EXERCISE MATERIAL ▸
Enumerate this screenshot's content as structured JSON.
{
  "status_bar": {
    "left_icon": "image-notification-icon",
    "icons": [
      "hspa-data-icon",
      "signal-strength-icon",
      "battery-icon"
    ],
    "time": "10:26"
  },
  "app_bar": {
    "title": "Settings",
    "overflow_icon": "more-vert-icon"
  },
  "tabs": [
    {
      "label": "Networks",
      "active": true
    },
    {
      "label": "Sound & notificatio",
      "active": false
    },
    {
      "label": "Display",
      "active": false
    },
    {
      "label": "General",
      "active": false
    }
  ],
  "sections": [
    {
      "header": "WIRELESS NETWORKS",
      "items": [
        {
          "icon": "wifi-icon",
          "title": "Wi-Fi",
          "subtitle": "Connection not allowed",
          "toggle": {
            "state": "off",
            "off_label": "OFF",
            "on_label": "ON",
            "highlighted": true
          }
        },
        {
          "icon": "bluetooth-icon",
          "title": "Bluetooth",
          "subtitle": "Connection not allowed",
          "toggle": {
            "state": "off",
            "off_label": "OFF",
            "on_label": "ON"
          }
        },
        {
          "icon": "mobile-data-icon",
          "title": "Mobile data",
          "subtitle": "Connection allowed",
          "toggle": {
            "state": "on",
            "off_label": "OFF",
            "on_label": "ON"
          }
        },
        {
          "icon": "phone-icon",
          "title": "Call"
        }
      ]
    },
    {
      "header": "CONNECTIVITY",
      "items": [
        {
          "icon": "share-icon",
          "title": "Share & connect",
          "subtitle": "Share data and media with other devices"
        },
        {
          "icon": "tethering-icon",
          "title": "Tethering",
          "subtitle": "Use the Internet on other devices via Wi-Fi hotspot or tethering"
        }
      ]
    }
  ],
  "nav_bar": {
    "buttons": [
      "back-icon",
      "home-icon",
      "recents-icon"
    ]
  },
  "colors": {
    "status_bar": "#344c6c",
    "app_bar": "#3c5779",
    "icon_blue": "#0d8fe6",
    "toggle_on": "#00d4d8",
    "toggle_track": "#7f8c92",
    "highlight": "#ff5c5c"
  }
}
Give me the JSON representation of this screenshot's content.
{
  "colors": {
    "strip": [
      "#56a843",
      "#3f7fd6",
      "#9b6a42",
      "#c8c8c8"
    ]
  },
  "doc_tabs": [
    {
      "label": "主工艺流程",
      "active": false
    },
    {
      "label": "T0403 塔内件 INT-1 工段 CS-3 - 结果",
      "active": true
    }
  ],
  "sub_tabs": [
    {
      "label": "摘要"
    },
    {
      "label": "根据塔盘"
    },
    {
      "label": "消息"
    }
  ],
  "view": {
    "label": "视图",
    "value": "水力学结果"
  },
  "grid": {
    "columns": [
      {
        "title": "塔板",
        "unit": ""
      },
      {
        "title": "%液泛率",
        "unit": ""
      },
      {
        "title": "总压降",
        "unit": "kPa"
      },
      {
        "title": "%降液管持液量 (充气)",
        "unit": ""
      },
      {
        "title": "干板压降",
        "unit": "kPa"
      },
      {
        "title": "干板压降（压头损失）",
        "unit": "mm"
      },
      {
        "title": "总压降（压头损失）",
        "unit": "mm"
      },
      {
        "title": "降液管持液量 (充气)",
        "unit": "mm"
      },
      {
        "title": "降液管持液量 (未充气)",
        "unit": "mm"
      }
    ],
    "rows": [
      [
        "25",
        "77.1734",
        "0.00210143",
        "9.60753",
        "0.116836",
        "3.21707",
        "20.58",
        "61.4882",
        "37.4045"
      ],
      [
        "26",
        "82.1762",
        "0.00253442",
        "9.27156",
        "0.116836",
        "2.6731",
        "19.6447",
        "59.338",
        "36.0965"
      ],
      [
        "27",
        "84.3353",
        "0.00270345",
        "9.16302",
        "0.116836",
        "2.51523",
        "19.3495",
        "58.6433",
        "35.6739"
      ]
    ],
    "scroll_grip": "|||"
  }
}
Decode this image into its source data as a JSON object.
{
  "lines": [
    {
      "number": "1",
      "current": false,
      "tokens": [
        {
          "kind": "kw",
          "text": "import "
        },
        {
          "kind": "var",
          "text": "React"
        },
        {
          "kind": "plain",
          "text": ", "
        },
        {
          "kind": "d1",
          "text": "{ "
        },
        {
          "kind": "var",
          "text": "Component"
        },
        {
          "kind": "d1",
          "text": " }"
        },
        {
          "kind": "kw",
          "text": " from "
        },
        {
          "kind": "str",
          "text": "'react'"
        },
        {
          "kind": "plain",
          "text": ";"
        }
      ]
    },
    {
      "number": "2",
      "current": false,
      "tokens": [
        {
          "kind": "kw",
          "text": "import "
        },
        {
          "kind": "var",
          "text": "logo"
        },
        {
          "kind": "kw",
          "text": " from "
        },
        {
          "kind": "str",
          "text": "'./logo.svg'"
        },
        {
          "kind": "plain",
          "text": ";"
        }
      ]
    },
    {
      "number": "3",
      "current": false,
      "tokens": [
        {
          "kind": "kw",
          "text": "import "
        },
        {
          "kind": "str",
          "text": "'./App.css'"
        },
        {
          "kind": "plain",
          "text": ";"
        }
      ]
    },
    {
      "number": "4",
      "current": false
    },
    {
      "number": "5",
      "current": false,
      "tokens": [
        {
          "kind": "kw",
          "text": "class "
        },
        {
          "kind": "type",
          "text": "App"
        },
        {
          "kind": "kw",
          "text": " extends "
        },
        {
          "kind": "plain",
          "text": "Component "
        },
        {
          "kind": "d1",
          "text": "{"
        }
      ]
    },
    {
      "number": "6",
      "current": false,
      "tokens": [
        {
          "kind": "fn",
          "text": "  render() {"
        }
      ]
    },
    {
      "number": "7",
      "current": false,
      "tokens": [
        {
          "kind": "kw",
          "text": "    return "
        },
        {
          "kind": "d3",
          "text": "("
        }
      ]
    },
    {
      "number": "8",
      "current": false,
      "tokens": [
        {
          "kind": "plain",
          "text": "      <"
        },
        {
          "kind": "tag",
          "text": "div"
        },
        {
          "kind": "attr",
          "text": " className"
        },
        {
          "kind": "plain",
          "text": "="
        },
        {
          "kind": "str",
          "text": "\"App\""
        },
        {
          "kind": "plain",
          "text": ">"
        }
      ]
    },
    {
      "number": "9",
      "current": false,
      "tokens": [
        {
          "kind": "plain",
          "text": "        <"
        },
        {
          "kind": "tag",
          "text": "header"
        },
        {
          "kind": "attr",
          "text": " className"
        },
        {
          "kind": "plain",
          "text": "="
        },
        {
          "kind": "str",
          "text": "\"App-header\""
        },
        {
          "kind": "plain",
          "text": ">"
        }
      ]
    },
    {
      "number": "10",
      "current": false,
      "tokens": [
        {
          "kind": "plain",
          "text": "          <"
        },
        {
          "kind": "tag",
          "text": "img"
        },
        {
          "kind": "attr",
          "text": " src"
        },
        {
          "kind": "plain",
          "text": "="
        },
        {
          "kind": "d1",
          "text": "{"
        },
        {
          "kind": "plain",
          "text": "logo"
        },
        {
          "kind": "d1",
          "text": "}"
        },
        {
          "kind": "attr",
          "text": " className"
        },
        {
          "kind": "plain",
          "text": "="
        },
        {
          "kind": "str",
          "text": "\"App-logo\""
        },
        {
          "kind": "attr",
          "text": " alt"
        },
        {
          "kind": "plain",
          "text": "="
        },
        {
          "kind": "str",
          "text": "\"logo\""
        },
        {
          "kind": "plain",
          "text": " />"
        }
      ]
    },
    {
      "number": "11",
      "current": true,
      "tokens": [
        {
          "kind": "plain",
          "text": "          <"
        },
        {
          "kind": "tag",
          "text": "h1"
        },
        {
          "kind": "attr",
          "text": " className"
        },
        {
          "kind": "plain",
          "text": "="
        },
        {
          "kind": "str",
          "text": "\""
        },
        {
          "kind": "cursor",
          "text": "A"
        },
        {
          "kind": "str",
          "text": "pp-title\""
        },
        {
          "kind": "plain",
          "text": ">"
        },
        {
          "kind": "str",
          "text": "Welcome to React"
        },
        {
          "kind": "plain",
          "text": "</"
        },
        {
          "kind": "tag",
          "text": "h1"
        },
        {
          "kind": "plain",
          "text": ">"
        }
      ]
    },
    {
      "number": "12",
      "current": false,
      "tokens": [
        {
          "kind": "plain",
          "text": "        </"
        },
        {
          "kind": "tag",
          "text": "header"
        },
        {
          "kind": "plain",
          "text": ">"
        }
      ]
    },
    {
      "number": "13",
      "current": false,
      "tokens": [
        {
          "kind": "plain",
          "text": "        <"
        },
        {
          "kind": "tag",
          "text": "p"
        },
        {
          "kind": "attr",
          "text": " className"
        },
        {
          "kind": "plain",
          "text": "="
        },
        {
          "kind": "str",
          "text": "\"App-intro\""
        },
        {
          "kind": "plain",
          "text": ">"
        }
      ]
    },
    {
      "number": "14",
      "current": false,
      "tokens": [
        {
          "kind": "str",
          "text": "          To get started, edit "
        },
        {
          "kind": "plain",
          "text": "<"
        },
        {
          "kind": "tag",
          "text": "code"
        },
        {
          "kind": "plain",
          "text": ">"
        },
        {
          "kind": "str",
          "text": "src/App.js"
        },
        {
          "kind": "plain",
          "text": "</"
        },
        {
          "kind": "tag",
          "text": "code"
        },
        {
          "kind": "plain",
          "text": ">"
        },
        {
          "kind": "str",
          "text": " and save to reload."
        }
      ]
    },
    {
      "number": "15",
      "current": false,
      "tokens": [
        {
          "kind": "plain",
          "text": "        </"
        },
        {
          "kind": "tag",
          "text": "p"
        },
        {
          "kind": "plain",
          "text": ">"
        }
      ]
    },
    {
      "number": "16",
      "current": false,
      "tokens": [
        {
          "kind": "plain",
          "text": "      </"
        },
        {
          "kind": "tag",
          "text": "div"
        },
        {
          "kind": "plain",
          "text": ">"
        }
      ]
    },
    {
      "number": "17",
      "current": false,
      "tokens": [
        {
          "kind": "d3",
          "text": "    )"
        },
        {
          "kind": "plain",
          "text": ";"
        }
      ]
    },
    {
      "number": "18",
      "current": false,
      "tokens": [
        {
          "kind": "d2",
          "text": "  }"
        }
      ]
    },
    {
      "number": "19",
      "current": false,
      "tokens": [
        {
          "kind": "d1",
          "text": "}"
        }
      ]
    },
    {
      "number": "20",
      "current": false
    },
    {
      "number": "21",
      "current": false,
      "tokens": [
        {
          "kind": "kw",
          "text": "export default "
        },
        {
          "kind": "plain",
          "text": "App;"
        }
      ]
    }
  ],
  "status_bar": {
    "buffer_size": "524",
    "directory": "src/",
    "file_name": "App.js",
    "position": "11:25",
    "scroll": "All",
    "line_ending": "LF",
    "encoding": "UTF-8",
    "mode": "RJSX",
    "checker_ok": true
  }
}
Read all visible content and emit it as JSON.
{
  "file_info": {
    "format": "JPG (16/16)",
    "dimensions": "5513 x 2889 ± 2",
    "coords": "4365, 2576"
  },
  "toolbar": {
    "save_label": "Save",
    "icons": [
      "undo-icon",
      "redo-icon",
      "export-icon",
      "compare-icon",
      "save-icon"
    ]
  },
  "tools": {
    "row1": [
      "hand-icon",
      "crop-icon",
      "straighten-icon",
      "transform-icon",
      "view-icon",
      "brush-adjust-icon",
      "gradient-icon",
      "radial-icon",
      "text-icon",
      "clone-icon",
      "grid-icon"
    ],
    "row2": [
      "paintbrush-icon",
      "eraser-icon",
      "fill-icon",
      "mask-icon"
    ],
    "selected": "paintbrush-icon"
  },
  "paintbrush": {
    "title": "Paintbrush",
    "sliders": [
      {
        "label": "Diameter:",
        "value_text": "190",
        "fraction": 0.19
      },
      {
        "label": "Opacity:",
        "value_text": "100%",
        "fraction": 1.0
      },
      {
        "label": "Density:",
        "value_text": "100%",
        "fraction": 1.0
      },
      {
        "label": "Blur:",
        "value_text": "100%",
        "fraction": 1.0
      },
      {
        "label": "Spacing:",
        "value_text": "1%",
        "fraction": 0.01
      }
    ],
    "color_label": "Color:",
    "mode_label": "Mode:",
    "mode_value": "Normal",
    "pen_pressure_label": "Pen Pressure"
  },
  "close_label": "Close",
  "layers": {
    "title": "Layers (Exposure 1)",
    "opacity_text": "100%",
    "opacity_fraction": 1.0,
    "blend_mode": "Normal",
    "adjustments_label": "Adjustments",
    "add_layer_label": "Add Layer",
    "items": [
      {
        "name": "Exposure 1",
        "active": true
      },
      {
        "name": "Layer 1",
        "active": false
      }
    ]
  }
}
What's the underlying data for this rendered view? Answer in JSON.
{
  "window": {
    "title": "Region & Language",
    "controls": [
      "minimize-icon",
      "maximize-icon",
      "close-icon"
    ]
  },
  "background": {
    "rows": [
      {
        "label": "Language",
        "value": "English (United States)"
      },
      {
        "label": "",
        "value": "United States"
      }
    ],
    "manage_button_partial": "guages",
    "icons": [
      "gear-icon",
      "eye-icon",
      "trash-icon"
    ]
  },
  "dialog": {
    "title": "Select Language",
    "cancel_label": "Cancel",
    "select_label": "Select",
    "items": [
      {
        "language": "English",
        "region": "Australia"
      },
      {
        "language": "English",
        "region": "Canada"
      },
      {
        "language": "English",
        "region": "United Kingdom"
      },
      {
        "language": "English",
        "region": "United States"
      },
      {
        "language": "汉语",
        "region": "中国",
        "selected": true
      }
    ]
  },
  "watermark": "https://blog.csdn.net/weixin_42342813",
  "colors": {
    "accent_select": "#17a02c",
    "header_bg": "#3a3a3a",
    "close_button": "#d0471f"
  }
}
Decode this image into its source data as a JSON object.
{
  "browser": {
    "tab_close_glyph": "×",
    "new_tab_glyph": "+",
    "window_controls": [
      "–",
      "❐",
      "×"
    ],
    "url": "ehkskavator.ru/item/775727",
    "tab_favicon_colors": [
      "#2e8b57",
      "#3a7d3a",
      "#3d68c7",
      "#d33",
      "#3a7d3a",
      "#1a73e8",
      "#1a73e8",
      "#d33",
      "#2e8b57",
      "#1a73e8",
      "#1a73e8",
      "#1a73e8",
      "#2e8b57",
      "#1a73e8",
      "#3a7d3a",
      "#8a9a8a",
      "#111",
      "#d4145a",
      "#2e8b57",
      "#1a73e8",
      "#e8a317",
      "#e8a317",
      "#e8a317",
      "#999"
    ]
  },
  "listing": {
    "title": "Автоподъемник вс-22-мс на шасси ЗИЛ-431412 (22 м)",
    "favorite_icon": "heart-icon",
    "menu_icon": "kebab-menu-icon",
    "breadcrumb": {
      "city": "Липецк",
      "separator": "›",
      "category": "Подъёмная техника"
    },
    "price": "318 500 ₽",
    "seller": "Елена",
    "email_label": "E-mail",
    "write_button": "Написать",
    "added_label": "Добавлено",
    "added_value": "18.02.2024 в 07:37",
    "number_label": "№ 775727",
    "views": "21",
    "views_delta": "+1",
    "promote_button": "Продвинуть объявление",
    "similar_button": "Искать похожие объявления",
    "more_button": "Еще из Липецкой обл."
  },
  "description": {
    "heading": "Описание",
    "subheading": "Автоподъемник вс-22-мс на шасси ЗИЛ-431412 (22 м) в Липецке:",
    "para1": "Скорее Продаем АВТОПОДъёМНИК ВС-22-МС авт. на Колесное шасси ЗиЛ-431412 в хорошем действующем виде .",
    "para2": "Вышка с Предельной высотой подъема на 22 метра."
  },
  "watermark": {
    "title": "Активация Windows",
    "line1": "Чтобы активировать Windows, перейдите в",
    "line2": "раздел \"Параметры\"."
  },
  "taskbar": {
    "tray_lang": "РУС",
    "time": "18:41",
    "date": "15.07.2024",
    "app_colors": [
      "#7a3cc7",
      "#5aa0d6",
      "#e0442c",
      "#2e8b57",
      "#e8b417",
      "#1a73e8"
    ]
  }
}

SET PROBLEM ▸ Each line of the data that includes the word "United" counts once; report the total and nothing more.

THE ANSWER ▸ 4